GOAL:
Retype the full set of records. Keep every character identical.

RECORDS FOR THE TASK:
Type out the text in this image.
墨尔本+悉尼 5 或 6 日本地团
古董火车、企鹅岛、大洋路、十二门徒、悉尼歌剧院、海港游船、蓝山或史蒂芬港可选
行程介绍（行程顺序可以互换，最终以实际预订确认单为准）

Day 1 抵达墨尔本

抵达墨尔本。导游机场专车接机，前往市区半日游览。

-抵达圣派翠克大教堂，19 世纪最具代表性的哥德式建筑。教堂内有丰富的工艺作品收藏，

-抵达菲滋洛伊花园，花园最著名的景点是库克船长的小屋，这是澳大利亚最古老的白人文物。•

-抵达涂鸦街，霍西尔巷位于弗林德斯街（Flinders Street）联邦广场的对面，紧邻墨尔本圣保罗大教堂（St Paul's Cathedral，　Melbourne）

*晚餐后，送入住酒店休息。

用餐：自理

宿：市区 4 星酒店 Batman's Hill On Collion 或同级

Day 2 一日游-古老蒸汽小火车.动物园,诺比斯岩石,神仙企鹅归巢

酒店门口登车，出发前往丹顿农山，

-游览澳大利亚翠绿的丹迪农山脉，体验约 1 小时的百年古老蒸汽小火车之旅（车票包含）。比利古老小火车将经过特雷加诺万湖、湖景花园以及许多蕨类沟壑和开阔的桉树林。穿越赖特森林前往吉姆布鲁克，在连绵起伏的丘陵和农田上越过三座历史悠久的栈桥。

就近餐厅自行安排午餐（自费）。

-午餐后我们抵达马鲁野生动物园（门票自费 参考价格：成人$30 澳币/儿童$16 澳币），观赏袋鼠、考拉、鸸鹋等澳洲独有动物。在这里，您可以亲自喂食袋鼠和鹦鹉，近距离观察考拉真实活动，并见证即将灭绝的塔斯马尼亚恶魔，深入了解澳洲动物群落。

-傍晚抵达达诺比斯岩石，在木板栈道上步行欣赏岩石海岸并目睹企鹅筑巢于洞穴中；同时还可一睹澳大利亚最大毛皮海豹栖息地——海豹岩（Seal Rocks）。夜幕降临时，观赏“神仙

RESULT BELOW:
Type out the text in this image.
墨尔本+悉尼 5 或 6 日本地团
古董火车、企鹅岛、大洋路、十二门徒、悉尼歌剧院、海港游船、蓝山或史蒂芬港可选
行程介绍（行程顺序可以互换，最终以实际预订确认单为准）

Day 1 抵达墨尔本

抵达墨尔本。导游机场专车接机，前往市区半日游览。

-抵达圣派翠克大教堂，19 世纪最具代表性的哥德式建筑。教堂内有丰富的工艺作品收藏，

-抵达菲滋洛伊花园，花园最著名的景点是库克船长的小屋，这是澳大利亚最古老的白人文物。•

-抵达涂鸦街，霍西尔巷位于弗林德斯街（Flinders Street）联邦广场的对面，紧邻墨尔本圣保罗大教堂（St Paul's Cathedral，　Melbourne）

*晚餐后，送入住酒店休息。

用餐：自理

宿：市区 4 星酒店 Batman's Hill On Collion 或同级

Day 2 一日游-古老蒸汽小火车.动物园,诺比斯岩石,神仙企鹅归巢

酒店门口登车，出发前往丹顿农山，

-游览澳大利亚翠绿的丹迪农山脉，体验约 1 小时的百年古老蒸汽小火车之旅（车票包含）。比利古老小火车将经过特雷加诺万湖、湖景花园以及许多蕨类沟壑和开阔的桉树林。穿越赖特森林前往吉姆布鲁克，在连绵起伏的丘陵和农田上越过三座历史悠久的栈桥。

就近餐厅自行安排午餐（自费）。

-午餐后我们抵达马鲁野生动物园（门票自费 参考价格：成人$30 澳币/儿童$16 澳币），观赏袋鼠、考拉、鸸鹋等澳洲独有动物。在这里，您可以亲自喂食袋鼠和鹦鹉，近距离观察考拉真实活动，并见证即将灭绝的塔斯马尼亚恶魔，深入了解澳洲动物群落。

-傍晚抵达达诺比斯岩石，在木板栈道上步行欣赏岩石海岸并目睹企鹅筑巢于洞穴中；同时还可一睹澳大利亚最大毛皮海豹栖息地——海豹岩（Seal Rocks）。夜幕降临时，观赏“神仙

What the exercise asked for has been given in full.